/---

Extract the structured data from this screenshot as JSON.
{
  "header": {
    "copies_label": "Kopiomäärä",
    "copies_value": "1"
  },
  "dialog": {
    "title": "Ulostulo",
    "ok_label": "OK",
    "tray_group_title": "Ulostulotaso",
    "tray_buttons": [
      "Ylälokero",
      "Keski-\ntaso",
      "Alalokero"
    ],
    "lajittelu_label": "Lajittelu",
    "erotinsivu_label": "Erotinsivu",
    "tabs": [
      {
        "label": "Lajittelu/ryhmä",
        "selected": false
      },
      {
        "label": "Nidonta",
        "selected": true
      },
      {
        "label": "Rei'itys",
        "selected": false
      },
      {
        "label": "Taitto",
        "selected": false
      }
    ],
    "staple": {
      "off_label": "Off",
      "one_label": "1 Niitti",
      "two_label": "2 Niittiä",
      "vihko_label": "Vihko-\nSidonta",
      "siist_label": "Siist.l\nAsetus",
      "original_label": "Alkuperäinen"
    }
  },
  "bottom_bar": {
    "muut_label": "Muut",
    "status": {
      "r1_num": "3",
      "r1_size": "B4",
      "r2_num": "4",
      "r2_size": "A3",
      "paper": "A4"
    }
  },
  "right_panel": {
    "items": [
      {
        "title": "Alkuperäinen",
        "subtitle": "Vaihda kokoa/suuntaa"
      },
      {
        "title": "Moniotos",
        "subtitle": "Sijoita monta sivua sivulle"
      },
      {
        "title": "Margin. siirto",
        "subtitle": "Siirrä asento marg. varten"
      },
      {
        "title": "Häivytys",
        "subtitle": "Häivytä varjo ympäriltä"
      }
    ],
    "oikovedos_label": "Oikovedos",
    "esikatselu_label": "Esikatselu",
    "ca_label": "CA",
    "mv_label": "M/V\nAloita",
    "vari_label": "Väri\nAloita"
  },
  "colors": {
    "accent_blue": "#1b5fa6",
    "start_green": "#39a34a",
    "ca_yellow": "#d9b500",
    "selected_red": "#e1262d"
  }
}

\---

__TASK OBJECTIVE__
Tally up the lines holding the word "Lajittelu" in the data above, and answer with that figure only.

__COMPLETE ANSWER__
2